→ Excerpted passage
━━━━━━━━━━━━━━━━━━━━

The sphinx moth belongs to the family Sphingidae and is characterized by long, narrow forewings and a thick, spindle shaped body. This moth also belongs to the genus, Manduca, and is the most isolated individual within the 70 species in the genus. The tomato hornworm (M. quinquemaculata), also known as the five-spotted hawkmoth, is physically similar to the closely related Blackburn's Sphinx moth.

== Morphology ==
The Blackburn's Sphinx moth is characterized by a thick, spindle-shaped body that typically has five orange spots on each side of the abdomen. The moth has long, narrow forewings that are brown in color with black bands that run across the top margins of the hindwings. The larva can grow to around 3.5-4 inches and can be one of two color morphs; one with a bright green body and the other with a grey body. Both larval morphs have scattered white speckles along the back and a horizontal white stripe on each segment of the body.

== Life History ==
Sphingid moths can develop in as little as 56 days, with four life stages that are observable as the moth grows from an egg into an adult. The first life stage is the egg; an ovoid light green shell that turns pale beige as the larva develops. A pronounced caudal horn is visible roughly 24 hours before the egg hatches, signifying that the second life stage is about to occur; the larva. The larva spends most of its time actively feeding on leaf tissue of the host plants. The third life stage begins when the larva becomes a pupa, which may remain in a state of torpor within the soil for up to a year. The fourth life stage is when the pupa becomes an adult. The fully matured moth emerges from the ground and females lay eggs, starting the life cycle for the next generation.

=== Diet and ecology ===
Larvae feed on plants in the nightshade family, Solanaceae, especially native ʻaiea (Nothocestrum spp.), but also non-native tomatoes (Solanum lycopersicum), tobacco (Nicotiana tabacum), tree tobacco (N. glauca), jimson weed (Datura stramonium), and eggplant (Solanum melongena). The adult feeds on nectar from native plants such as koali ʻawa (Ipomoea indica) and maiapilo (Capparis sandwichiana). Adults may also feed on flowers of the native caper (Capparis spinosa) and wild leadwort (Plumbago zeylanica).

=== Distribution and habitat ===
Manduca blackburni is endemic to Hawaii and was previously known to reside on all of the main islands. This rare moth is now limited to Maui, the Big Island, and Kahoʻolawe after 82% of the moth's habitat was lost. It is found in coastal mesic and dry forests at elevations from sea level to 5,000 ft (1,500 m).

━━━━━━━━━━━━━━━━━━━━

→ Stored entries
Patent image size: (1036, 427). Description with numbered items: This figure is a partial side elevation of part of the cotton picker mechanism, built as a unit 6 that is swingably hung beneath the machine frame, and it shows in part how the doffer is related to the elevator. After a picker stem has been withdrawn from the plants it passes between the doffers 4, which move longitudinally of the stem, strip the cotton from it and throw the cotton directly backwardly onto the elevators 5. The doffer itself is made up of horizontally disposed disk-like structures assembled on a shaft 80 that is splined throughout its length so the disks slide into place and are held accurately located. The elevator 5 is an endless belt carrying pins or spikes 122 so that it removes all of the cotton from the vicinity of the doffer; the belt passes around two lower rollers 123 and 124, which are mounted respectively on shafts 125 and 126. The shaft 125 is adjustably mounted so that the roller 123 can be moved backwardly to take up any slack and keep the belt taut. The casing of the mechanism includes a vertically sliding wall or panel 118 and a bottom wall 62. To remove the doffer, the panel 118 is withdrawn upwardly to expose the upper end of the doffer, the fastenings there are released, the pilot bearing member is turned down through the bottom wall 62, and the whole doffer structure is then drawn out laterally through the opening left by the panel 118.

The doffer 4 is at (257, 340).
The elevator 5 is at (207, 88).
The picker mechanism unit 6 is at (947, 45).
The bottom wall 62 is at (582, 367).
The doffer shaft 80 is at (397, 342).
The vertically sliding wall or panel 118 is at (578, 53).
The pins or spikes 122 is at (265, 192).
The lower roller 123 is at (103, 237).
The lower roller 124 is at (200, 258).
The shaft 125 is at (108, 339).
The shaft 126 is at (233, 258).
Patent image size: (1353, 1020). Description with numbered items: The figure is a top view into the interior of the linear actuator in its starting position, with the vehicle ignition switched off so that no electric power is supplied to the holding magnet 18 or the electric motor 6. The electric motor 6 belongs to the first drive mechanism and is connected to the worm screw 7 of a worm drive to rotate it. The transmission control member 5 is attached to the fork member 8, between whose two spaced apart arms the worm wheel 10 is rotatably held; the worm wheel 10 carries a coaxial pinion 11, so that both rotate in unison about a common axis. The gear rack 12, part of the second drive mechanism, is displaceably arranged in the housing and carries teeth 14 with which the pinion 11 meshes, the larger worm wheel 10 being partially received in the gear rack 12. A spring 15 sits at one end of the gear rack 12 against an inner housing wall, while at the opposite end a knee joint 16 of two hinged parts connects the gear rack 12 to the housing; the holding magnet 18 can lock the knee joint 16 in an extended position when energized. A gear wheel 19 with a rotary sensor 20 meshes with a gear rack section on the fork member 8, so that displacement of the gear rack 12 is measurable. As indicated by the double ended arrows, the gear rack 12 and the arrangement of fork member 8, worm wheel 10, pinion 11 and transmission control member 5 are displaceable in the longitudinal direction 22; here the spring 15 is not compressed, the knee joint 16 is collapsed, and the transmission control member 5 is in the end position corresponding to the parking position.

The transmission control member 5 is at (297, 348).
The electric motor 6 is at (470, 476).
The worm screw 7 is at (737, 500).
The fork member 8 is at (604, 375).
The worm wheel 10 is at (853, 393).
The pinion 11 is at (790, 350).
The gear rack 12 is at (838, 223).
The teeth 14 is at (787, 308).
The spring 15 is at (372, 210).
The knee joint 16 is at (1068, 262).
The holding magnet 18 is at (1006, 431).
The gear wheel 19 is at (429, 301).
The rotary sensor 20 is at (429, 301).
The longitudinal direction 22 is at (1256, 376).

━━━━━━━━━━━━━━━━━━━━

→ Set of tasks
1 > Using the moth passage, explain in one to three sentences why Blackburn's sphinx moth is now found on fewer Hawaiian islands than before.
2 > Continue the moth passage from its final sentence.

→ Answer set
1 > Blackburn's sphinx moth was once known on all of the main Hawaiian islands. It is now limited to Maui, the Big Island, and Kahoʻolawe because 82% of its habitat was lost.

2 >
== Conservation ==
It was listed as an endangered species by the United States Fish and Wildlife Service in 2000, making it the first Hawaiian insect to receive such a status. NatureServe considers the insect to be Critically Imperiled. Threats such as invasive predators may account for high mortality rates across the pre-pupal life stages. Parasitism may also account for the high mortality rate and Trichogramma pretiosum is considered the main parasite found within adult individuals. The moth can suffer high levels of mortality during the pre-adult life stages, leading to the overall decline of population sizes.

=== Invasive species ===
Manduca blackburni has predators that are invasive to Hawaii. The following species are known to predate on the eggs; Geocoris pallens, Orius persequens, Miridae, juvenile Reduviidae, larval Coccinellidae, and Chrysopidae have led to an overall decline in pre-pupal population sizes. Manduca blackburni is not known to co-evolve with invasive species, leading to high mortality rates over their life span.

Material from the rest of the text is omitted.